Exercise instructions: Output all lines exactly.

Material for this exercise:
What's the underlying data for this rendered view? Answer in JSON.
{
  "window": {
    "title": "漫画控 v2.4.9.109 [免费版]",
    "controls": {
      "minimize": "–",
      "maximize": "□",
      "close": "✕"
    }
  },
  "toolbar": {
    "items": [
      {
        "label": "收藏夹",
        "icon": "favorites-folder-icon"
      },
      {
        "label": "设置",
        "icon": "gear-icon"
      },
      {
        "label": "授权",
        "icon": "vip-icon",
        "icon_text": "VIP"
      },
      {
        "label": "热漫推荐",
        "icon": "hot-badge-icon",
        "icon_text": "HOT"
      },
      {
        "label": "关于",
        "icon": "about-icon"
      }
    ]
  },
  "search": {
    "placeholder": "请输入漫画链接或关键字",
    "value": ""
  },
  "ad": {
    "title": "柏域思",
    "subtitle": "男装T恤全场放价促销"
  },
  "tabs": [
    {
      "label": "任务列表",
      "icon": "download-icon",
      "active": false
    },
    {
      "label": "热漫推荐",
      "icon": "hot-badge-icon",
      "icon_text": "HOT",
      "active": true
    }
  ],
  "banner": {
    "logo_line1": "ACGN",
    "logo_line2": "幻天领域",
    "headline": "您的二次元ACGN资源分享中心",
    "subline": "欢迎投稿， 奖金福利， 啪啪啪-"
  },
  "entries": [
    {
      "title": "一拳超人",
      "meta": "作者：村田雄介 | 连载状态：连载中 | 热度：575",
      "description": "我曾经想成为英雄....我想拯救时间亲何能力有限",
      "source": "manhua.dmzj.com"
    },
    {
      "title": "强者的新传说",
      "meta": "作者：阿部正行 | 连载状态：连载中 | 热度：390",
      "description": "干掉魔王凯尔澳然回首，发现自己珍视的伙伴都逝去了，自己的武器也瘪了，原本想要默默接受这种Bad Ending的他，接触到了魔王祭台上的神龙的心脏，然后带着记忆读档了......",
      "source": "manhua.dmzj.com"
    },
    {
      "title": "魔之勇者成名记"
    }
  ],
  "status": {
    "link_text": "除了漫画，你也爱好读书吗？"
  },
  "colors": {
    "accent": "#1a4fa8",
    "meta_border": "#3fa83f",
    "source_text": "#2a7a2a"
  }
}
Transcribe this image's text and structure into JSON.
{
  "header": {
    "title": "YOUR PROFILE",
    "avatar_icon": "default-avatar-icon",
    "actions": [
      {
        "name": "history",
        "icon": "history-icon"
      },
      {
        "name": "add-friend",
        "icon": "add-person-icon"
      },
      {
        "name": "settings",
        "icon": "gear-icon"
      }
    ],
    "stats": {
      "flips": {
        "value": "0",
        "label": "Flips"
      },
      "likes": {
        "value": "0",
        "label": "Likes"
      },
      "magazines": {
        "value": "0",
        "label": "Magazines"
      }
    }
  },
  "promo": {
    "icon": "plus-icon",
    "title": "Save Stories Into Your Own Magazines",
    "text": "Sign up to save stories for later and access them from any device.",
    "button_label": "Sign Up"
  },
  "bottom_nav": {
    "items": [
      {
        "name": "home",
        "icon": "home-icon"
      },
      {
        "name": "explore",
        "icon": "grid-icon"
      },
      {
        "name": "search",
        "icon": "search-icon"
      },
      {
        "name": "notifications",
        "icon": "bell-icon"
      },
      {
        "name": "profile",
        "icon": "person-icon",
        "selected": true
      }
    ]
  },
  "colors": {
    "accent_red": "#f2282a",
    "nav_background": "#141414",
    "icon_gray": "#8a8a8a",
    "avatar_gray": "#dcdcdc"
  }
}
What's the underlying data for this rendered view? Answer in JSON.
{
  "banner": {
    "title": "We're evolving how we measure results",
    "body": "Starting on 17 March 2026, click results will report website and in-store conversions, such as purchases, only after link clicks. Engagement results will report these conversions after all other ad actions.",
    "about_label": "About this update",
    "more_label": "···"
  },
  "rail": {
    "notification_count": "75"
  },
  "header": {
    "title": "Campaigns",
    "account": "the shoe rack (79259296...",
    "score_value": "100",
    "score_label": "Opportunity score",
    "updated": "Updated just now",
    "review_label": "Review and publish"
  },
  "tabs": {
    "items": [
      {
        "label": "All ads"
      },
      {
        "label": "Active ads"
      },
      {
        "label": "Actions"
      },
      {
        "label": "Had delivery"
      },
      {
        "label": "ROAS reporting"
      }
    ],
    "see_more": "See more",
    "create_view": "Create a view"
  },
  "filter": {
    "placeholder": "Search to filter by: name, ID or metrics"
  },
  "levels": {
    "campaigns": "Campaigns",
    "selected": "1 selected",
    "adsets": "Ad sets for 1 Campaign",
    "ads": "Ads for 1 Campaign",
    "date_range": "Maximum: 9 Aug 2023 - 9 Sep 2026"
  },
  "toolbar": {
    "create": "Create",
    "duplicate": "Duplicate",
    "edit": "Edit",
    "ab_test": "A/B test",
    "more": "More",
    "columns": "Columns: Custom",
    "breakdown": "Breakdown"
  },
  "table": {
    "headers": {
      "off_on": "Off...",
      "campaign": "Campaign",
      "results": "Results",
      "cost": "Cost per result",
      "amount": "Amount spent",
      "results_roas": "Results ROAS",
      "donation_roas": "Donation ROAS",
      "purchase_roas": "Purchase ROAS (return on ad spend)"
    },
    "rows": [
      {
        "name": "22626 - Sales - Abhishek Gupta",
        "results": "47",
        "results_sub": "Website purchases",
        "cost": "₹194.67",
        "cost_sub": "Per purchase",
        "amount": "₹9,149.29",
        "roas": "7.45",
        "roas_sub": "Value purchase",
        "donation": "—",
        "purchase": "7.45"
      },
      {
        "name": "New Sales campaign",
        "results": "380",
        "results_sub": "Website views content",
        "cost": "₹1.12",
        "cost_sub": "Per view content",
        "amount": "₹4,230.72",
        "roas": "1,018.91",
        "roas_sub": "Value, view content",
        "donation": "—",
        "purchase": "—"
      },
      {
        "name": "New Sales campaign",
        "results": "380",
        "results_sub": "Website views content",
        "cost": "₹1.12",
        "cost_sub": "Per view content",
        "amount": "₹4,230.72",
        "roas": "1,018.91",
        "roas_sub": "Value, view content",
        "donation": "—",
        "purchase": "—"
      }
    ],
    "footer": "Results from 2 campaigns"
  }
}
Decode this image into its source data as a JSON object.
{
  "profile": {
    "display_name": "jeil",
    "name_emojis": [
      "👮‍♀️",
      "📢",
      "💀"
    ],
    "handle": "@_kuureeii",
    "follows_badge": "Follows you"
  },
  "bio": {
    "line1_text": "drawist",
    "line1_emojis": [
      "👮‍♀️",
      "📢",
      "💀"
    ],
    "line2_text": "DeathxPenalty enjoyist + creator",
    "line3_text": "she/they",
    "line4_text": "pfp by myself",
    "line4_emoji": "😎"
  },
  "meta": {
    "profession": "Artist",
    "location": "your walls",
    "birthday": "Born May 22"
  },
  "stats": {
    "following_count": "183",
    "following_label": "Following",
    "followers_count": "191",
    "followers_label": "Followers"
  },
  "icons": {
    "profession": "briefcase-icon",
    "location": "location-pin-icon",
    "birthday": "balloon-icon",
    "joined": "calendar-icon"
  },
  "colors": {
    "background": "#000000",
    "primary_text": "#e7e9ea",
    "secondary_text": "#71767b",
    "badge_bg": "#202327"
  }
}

Result of the task:
What's the underlying data for this rendered view? Answer in JSON.
{
  "window": {
    "title": "漫画控 v2.4.9.109 [免费版]",
    "controls": {
      "minimize": "–",
      "maximize": "□",
      "close": "✕"
    }
  },
  "toolbar": {
    "items": [
      {
        "label": "收藏夹",
        "icon": "favorites-folder-icon"
      },
      {
        "label": "设置",
        "icon": "gear-icon"
      },
      {
        "label": "授权",
        "icon": "vip-icon",
        "icon_text": "VIP"
      },
      {
        "label": "热漫推荐",
        "icon": "hot-badge-icon",
        "icon_text": "HOT"
      },
      {
        "label": "关于",
        "icon": "about-icon"
      }
    ]
  },
  "search": {
    "placeholder": "请输入漫画链接或关键字",
    "value": ""
  },
  "ad": {
    "title": "柏域思",
    "subtitle": "男装T恤全场放价促销"
  },
  "tabs": [
    {
      "label": "任务列表",
      "icon": "download-icon",
      "active": false
    },
    {
      "label": "热漫推荐",
      "icon": "hot-badge-icon",
      "icon_text": "HOT",
      "active": true
    }
  ],
  "banner": {
    "logo_line1": "ACGN",
    "logo_line2": "幻天领域",
    "headline": "您的二次元ACGN资源分享中心",
    "subline": "欢迎投稿， 奖金福利， 啪啪啪-"
  },
  "entries": [
    {
      "title": "一拳超人",
      "meta": "作者：村田雄介 | 连载状态：连载中 | 热度：575",
      "description": "我曾经想成为英雄....我想拯救时间亲何能力有限",
      "source": "manhua.dmzj.com"
    },
    {
      "title": "强者的新传说",
      "meta": "作者：阿部正行 | 连载状态：连载中 | 热度：390",
      "description": "干掉魔王凯尔澳然回首，发现自己珍视的伙伴都逝去了，自己的武器也瘪了，原本想要默默接受这种Bad Ending的他，接触到了魔王祭台上的神龙的心脏，然后带着记忆读档了......",
      "source": "manhua.dmzj.com"
    },
    {
      "title": "魔之勇者成名记"
    }
  ],
  "status": {
    "link_text": "除了漫画，你也爱好读书吗？"
  },
  "colors": {
    "accent": "#1a4fa8",
    "meta_border": "#3fa83f",
    "source_text": "#2a7a2a"
  }
}
Transcribe this image's text and structure into JSON.
{
  "header": {
    "title": "YOUR PROFILE",
    "avatar_icon": "default-avatar-icon",
    "actions": [
      {
        "name": "history",
        "icon": "history-icon"
      },
      {
        "name": "add-friend",
        "icon": "add-person-icon"
      },
      {
        "name": "settings",
        "icon": "gear-icon"
      }
    ],
    "stats": {
      "flips": {
        "value": "0",
        "label": "Flips"
      },
      "likes": {
        "value": "0",
        "label": "Likes"
      },
      "magazines": {
        "value": "0",
        "label": "Magazines"
      }
    }
  },
  "promo": {
    "icon": "plus-icon",
    "title": "Save Stories Into Your Own Magazines",
    "text": "Sign up to save stories for later and access them from any device.",
    "button_label": "Sign Up"
  },
  "bottom_nav": {
    "items": [
      {
        "name": "home",
        "icon": "home-icon"
      },
      {
        "name": "explore",
        "icon": "grid-icon"
      },
      {
        "name": "search",
        "icon": "search-icon"
      },
      {
        "name": "notifications",
        "icon": "bell-icon"
      },
      {
        "name": "profile",
        "icon": "person-icon",
        "selected": true
      }
    ]
  },
  "colors": {
    "accent_red": "#f2282a",
    "nav_background": "#141414",
    "icon_gray": "#8a8a8a",
    "avatar_gray": "#dcdcdc"
  }
}
What's the underlying data for this rendered view? Answer in JSON.
{
  "banner": {
    "title": "We're evolving how we measure results",
    "body": "Starting on 17 March 2026, click results will report website and in-store conversions, such as purchases, only after link clicks. Engagement results will report these conversions after all other ad actions.",
    "about_label": "About this update",
    "more_label": "···"
  },
  "rail": {
    "notification_count": "75"
  },
  "header": {
    "title": "Campaigns",
    "account": "the shoe rack (79259296...",
    "score_value": "100",
    "score_label": "Opportunity score",
    "updated": "Updated just now",
    "review_label": "Review and publish"
  },
  "tabs": {
    "items": [
      {
        "label": "All ads"
      },
      {
        "label": "Active ads"
      },
      {
        "label": "Actions"
      },
      {
        "label": "Had delivery"
      },
      {
        "label": "ROAS reporting"
      }
    ],
    "see_more": "See more",
    "create_view": "Create a view"
  },
  "filter": {
    "placeholder": "Search to filter by: name, ID or metrics"
  },
  "levels": {
    "campaigns": "Campaigns",
    "selected": "1 selected",
    "adsets": "Ad sets for 1 Campaign",
    "ads": "Ads for 1 Campaign",
    "date_range": "Maximum: 9 Aug 2023 - 9 Sep 2026"
  },
  "toolbar": {
    "create": "Create",
    "duplicate": "Duplicate",
    "edit": "Edit",
    "ab_test": "A/B test",
    "more": "More",
    "columns": "Columns: Custom",
    "breakdown": "Breakdown"
  },
  "table": {
    "headers": {
      "off_on": "Off...",
      "campaign": "Campaign",
      "results": "Results",
      "cost": "Cost per result",
      "amount": "Amount spent",
      "results_roas": "Results ROAS",
      "donation_roas": "Donation ROAS",
      "purchase_roas": "Purchase ROAS (return on ad spend)"
    },
    "rows": [
      {
        "name": "22626 - Sales - Abhishek Gupta",
        "results": "47",
        "results_sub": "Website purchases",
        "cost": "₹194.67",
        "cost_sub": "Per purchase",
        "amount": "₹9,149.29",
        "roas": "7.45",
        "roas_sub": "Value purchase",
        "donation": "—",
        "purchase": "7.45"
      },
      {
        "name": "New Sales campaign",
        "results": "380",
        "results_sub": "Website views content",
        "cost": "₹1.12",
        "cost_sub": "Per view content",
        "amount": "₹4,230.72",
        "roas": "1,018.91",
        "roas_sub": "Value, view content",
        "donation": "—",
        "purchase": "—"
      },
      {
        "name": "New Sales campaign",
        "results": "380",
        "results_sub": "Website views content",
        "cost": "₹1.12",
        "cost_sub": "Per view content",
        "amount": "₹4,230.72",
        "roas": "1,018.91",
        "roas_sub": "Value, view content",
        "donation": "—",
        "purchase": "—"
      }
    ],
    "footer": "Results from 2 campaigns"
  }
}
Decode this image into its source data as a JSON object.
{
  "profile": {
    "display_name": "jeil",
    "name_emojis": [
      "👮‍♀️",
      "📢",
      "💀"
    ],
    "handle": "@_kuureeii",
    "follows_badge": "Follows you"
  },
  "bio": {
    "line1_text": "drawist",
    "line1_emojis": [
      "👮‍♀️",
      "📢",
      "💀"
    ],
    "line2_text": "DeathxPenalty enjoyist + creator",
    "line3_text": "she/they",
    "line4_text": "pfp by myself",
    "line4_emoji": "😎"
  },
  "meta": {
    "profession": "Artist",
    "location": "your walls",
    "birthday": "Born May 22"
  },
  "stats": {
    "following_count": "183",
    "following_label": "Following",
    "followers_count": "191",
    "followers_label": "Followers"
  },
  "icons": {
    "profession": "briefcase-icon",
    "location": "location-pin-icon",
    "birthday": "balloon-icon",
    "joined": "calendar-icon"
  },
  "colors": {
    "background": "#000000",
    "primary_text": "#e7e9ea",
    "secondary_text": "#71767b",
    "badge_bg": "#202327"
  }
}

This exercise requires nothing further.